> EXERCISE
Quote the whole listing exactly. Leave the pictures out of your copy.

> RECORDS PROVIDED
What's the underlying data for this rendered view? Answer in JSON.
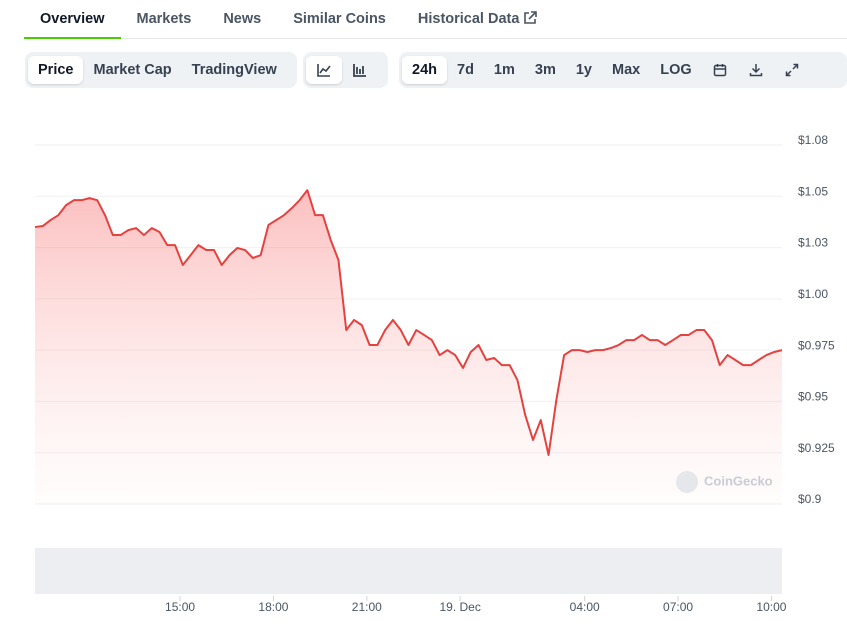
{
  "tabs": [
    "Overview",
    "Markets",
    "News",
    "Similar Coins",
    "Historical Data"
  ],
  "chart_type_buttons": [
    "Price",
    "Market Cap",
    "TradingView"
  ],
  "range_buttons": [
    "24h",
    "7d",
    "1m",
    "3m",
    "1y",
    "Max",
    "LOG"
  ],
  "watermark": "CoinGecko",
  "chart_data": {
    "type": "line",
    "color": "#e5423f",
    "grid": true,
    "ylim": [
      0.9,
      1.075
    ],
    "yticks": [
      {
        "value": 0.9,
        "label": "$0.9"
      },
      {
        "value": 0.925,
        "label": "$0.925"
      },
      {
        "value": 0.95,
        "label": "$0.95"
      },
      {
        "value": 0.975,
        "label": "$0.975"
      },
      {
        "value": 1.0,
        "label": "$1.00"
      },
      {
        "value": 1.025,
        "label": "$1.03"
      },
      {
        "value": 1.05,
        "label": "$1.05"
      },
      {
        "value": 1.075,
        "label": "$1.08"
      }
    ],
    "xticks": [
      {
        "value": 18.64,
        "label": "15:00"
      },
      {
        "value": 30.64,
        "label": "18:00"
      },
      {
        "value": 42.64,
        "label": "21:00"
      },
      {
        "value": 54.64,
        "label": "19. Dec"
      },
      {
        "value": 70.64,
        "label": "04:00"
      },
      {
        "value": 82.64,
        "label": "07:00"
      },
      {
        "value": 94.64,
        "label": "10:00"
      }
    ],
    "values": [
      1.035,
      1.0355,
      1.0384,
      1.0408,
      1.0457,
      1.0481,
      1.0481,
      1.0491,
      1.0481,
      1.0408,
      1.0311,
      1.0311,
      1.0335,
      1.0345,
      1.0311,
      1.0345,
      1.0326,
      1.0262,
      1.0262,
      1.0165,
      1.0213,
      1.0262,
      1.0238,
      1.0238,
      1.0165,
      1.0213,
      1.0248,
      1.0238,
      1.0199,
      1.0213,
      1.036,
      1.0384,
      1.0408,
      1.0442,
      1.0481,
      1.053,
      1.0408,
      1.0408,
      1.0287,
      1.0189,
      0.9848,
      0.9897,
      0.9872,
      0.9775,
      0.9775,
      0.9848,
      0.9897,
      0.9848,
      0.9775,
      0.9848,
      0.9824,
      0.9799,
      0.9726,
      0.975,
      0.9726,
      0.9663,
      0.9741,
      0.9775,
      0.9702,
      0.9712,
      0.9677,
      0.9677,
      0.9604,
      0.9434,
      0.9312,
      0.9409,
      0.9239,
      0.9507,
      0.9726,
      0.975,
      0.975,
      0.9741,
      0.975,
      0.975,
      0.976,
      0.9775,
      0.9799,
      0.9799,
      0.9824,
      0.9799,
      0.9799,
      0.9775,
      0.9799,
      0.9824,
      0.9824,
      0.9848,
      0.9848,
      0.9799,
      0.9677,
      0.9726,
      0.9702,
      0.9677,
      0.9677,
      0.9702,
      0.9726,
      0.9741,
      0.975
    ]
  }
}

> THE SOLUTION
What's the underlying data for this rendered view? Answer in JSON.
{
  "tabs": [
    "Overview",
    "Markets",
    "News",
    "Similar Coins",
    "Historical Data"
  ],
  "chart_type_buttons": [
    "Price",
    "Market Cap",
    "TradingView"
  ],
  "range_buttons": [
    "24h",
    "7d",
    "1m",
    "3m",
    "1y",
    "Max",
    "LOG"
  ],
  "watermark": "CoinGecko",
  "chart_data": {
    "type": "line",
    "color": "#e5423f",
    "grid": true,
    "ylim": [
      0.9,
      1.075
    ],
    "yticks": [
      {
        "value": 0.9,
        "label": "$0.9"
      },
      {
        "value": 0.925,
        "label": "$0.925"
      },
      {
        "value": 0.95,
        "label": "$0.95"
      },
      {
        "value": 0.975,
        "label": "$0.975"
      },
      {
        "value": 1.0,
        "label": "$1.00"
      },
      {
        "value": 1.025,
        "label": "$1.03"
      },
      {
        "value": 1.05,
        "label": "$1.05"
      },
      {
        "value": 1.075,
        "label": "$1.08"
      }
    ],
    "xticks": [
      {
        "value": 18.64,
        "label": "15:00"
      },
      {
        "value": 30.64,
        "label": "18:00"
      },
      {
        "value": 42.64,
        "label": "21:00"
      },
      {
        "value": 54.64,
        "label": "19. Dec"
      },
      {
        "value": 70.64,
        "label": "04:00"
      },
      {
        "value": 82.64,
        "label": "07:00"
      },
      {
        "value": 94.64,
        "label": "10:00"
      }
    ],
    "values": [
      1.035,
      1.0355,
      1.0384,
      1.0408,
      1.0457,
      1.0481,
      1.0481,
      1.0491,
      1.0481,
      1.0408,
      1.0311,
      1.0311,
      1.0335,
      1.0345,
      1.0311,
      1.0345,
      1.0326,
      1.0262,
      1.0262,
      1.0165,
      1.0213,
      1.0262,
      1.0238,
      1.0238,
      1.0165,
      1.0213,
      1.0248,
      1.0238,
      1.0199,
      1.0213,
      1.036,
      1.0384,
      1.0408,
      1.0442,
      1.0481,
      1.053,
      1.0408,
      1.0408,
      1.0287,
      1.0189,
      0.9848,
      0.9897,
      0.9872,
      0.9775,
      0.9775,
      0.9848,
      0.9897,
      0.9848,
      0.9775,
      0.9848,
      0.9824,
      0.9799,
      0.9726,
      0.975,
      0.9726,
      0.9663,
      0.9741,
      0.9775,
      0.9702,
      0.9712,
      0.9677,
      0.9677,
      0.9604,
      0.9434,
      0.9312,
      0.9409,
      0.9239,
      0.9507,
      0.9726,
      0.975,
      0.975,
      0.9741,
      0.975,
      0.975,
      0.976,
      0.9775,
      0.9799,
      0.9799,
      0.9824,
      0.9799,
      0.9799,
      0.9775,
      0.9799,
      0.9824,
      0.9824,
      0.9848,
      0.9848,
      0.9799,
      0.9677,
      0.9726,
      0.9702,
      0.9677,
      0.9677,
      0.9702,
      0.9726,
      0.9741,
      0.975
    ]
  }
}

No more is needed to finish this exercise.